▶ Records from a collection:
* Begin *

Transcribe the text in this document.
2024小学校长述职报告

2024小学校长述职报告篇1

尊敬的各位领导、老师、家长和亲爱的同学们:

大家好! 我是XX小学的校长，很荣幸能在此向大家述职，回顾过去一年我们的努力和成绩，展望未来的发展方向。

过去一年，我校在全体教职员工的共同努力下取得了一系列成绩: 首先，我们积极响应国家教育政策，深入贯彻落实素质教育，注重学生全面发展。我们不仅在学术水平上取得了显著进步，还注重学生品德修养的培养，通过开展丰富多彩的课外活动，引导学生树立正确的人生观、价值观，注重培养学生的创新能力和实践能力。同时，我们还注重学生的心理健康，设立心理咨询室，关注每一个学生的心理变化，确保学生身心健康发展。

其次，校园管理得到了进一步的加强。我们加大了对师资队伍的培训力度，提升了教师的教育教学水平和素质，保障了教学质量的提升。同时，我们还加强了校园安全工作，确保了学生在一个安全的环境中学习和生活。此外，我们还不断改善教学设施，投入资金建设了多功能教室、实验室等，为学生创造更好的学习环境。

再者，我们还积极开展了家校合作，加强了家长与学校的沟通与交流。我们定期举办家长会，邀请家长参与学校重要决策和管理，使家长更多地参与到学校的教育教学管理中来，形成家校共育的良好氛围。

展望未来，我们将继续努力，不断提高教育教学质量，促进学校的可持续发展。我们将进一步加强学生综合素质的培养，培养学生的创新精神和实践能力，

* End *

▶ GOAL OF THE EXERCISE: Each line of the material above must be retyped precisely.

▶ OUTPUT OF THE TASK:
Transcribe the text in this document.
2024小学校长述职报告

2024小学校长述职报告篇1

尊敬的各位领导、老师、家长和亲爱的同学们:

大家好! 我是XX小学的校长，很荣幸能在此向大家述职，回顾过去一年我们的努力和成绩，展望未来的发展方向。

过去一年，我校在全体教职员工的共同努力下取得了一系列成绩: 首先，我们积极响应国家教育政策，深入贯彻落实素质教育，注重学生全面发展。我们不仅在学术水平上取得了显著进步，还注重学生品德修养的培养，通过开展丰富多彩的课外活动，引导学生树立正确的人生观、价值观，注重培养学生的创新能力和实践能力。同时，我们还注重学生的心理健康，设立心理咨询室，关注每一个学生的心理变化，确保学生身心健康发展。

其次，校园管理得到了进一步的加强。我们加大了对师资队伍的培训力度，提升了教师的教育教学水平和素质，保障了教学质量的提升。同时，我们还加强了校园安全工作，确保了学生在一个安全的环境中学习和生活。此外，我们还不断改善教学设施，投入资金建设了多功能教室、实验室等，为学生创造更好的学习环境。

再者，我们还积极开展了家校合作，加强了家长与学校的沟通与交流。我们定期举办家长会，邀请家长参与学校重要决策和管理，使家长更多地参与到学校的教育教学管理中来，形成家校共育的良好氛围。

展望未来，我们将继续努力，不断提高教育教学质量，促进学校的可持续发展。我们将进一步加强学生综合素质的培养，培养学生的创新精神和实践能力，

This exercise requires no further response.